Exactly as they appear, copy the lines of the listing from the one containing "OCR this image." through the final line, both included, and nothing else.

— START OF DATA ROWS —

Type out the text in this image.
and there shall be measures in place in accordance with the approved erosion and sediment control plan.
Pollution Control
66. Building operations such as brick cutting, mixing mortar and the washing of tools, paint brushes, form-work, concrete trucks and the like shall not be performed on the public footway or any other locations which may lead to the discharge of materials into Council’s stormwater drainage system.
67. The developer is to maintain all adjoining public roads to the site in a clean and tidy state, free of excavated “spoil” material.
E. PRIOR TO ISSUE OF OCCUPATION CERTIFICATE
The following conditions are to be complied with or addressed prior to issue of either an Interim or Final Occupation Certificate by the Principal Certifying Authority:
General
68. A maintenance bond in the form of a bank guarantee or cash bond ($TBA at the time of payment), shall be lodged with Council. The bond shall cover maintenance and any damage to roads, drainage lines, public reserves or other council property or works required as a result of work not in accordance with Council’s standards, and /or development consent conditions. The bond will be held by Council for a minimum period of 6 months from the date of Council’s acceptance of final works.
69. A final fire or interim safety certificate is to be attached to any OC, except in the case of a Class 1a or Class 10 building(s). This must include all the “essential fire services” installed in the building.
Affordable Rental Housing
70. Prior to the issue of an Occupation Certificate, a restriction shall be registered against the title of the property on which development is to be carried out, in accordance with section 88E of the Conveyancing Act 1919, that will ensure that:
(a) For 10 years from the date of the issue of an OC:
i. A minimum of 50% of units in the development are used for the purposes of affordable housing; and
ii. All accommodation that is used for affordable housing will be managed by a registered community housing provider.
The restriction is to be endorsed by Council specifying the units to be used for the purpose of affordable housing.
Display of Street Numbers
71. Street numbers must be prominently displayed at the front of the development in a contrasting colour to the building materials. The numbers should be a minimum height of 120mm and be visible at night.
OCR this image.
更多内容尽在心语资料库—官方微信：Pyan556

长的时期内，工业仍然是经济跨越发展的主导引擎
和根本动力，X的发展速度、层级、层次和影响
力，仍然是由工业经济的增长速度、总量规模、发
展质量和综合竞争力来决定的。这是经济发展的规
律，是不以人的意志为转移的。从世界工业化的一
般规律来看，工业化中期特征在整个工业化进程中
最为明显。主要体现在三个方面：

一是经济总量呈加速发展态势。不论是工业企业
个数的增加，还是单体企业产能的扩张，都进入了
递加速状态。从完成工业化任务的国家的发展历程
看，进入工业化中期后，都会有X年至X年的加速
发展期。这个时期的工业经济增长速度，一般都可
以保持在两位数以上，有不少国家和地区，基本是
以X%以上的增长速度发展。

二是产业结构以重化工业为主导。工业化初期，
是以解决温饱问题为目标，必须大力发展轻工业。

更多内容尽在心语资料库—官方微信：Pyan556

— END OF DATA ROWS —

TASK ANSWER »
OCR this image.
更多内容尽在心语资料库—官方微信：Pyan556

长的时期内，工业仍然是经济跨越发展的主导引擎
和根本动力，X的发展速度、层级、层次和影响
力，仍然是由工业经济的增长速度、总量规模、发
展质量和综合竞争力来决定的。这是经济发展的规
律，是不以人的意志为转移的。从世界工业化的一
般规律来看，工业化中期特征在整个工业化进程中
最为明显。主要体现在三个方面：

一是经济总量呈加速发展态势。不论是工业企业
个数的增加，还是单体企业产能的扩张，都进入了
递加速状态。从完成工业化任务的国家的发展历程
看，进入工业化中期后，都会有X年至X年的加速
发展期。这个时期的工业经济增长速度，一般都可
以保持在两位数以上，有不少国家和地区，基本是
以X%以上的增长速度发展。

二是产业结构以重化工业为主导。工业化初期，
是以解决温饱问题为目标，必须大力发展轻工业。

更多内容尽在心语资料库—官方微信：Pyan556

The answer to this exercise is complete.